-- start of Input data --
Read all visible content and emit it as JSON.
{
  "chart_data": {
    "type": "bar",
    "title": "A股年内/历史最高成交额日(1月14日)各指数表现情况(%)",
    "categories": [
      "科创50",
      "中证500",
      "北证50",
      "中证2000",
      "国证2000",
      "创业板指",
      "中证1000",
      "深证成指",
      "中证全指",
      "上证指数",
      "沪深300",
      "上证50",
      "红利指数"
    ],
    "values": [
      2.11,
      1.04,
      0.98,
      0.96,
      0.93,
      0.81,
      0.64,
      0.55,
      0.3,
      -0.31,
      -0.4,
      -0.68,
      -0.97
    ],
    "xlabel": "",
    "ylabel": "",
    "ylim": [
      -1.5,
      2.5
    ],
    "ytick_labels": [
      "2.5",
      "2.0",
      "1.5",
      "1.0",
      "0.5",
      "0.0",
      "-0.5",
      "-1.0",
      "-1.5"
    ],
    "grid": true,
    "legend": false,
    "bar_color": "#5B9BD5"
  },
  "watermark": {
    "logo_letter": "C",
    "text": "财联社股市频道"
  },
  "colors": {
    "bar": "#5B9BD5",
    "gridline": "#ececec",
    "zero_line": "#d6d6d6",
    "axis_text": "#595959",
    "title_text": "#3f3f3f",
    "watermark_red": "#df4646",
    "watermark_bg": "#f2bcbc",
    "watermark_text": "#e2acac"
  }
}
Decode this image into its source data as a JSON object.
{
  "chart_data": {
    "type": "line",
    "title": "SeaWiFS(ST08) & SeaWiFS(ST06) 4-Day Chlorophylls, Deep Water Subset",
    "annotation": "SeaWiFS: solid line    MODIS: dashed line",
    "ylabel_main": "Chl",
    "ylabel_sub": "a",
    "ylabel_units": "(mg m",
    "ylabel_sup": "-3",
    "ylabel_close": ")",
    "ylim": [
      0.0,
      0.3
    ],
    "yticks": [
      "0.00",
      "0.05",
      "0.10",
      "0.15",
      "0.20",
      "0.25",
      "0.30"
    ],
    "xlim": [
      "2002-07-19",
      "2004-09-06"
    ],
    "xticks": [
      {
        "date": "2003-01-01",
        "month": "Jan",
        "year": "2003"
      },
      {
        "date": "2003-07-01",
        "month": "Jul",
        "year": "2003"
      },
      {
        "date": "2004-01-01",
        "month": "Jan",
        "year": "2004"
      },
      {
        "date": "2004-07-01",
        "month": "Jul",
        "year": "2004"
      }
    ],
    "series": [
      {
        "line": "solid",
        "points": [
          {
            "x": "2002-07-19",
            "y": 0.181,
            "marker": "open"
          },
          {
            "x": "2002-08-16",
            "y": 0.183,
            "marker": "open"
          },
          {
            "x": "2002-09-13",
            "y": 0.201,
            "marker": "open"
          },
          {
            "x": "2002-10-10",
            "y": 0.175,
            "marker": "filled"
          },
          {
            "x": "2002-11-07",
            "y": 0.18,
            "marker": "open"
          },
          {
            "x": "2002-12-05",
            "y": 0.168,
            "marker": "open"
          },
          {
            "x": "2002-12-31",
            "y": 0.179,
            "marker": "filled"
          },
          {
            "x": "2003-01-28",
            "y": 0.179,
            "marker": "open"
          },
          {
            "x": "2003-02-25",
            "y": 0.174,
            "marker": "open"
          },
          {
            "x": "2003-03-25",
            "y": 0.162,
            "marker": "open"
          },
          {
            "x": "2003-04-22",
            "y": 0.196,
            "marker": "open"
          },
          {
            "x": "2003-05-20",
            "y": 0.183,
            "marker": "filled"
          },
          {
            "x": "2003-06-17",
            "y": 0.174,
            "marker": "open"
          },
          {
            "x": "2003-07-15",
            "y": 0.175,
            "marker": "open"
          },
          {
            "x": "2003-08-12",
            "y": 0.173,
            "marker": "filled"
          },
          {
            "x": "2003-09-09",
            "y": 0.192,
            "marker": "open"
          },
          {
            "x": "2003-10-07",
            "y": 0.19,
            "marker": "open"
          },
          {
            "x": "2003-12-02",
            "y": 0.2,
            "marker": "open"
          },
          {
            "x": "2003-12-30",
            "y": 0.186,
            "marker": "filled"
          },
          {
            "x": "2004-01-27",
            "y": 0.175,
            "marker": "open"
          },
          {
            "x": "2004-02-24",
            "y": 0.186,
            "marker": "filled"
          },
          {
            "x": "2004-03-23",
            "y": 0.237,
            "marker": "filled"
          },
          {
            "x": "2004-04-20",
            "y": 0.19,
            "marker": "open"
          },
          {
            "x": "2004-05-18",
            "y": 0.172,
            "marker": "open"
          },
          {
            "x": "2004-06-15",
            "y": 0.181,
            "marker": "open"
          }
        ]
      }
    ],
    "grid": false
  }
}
-- end of Input data --
[Aim of the exercise]: Copy each line in the data that holds the word "JSON".

[Answer to the problem]:
Read all visible content and emit it as JSON.
Decode this image into its source data as a JSON object.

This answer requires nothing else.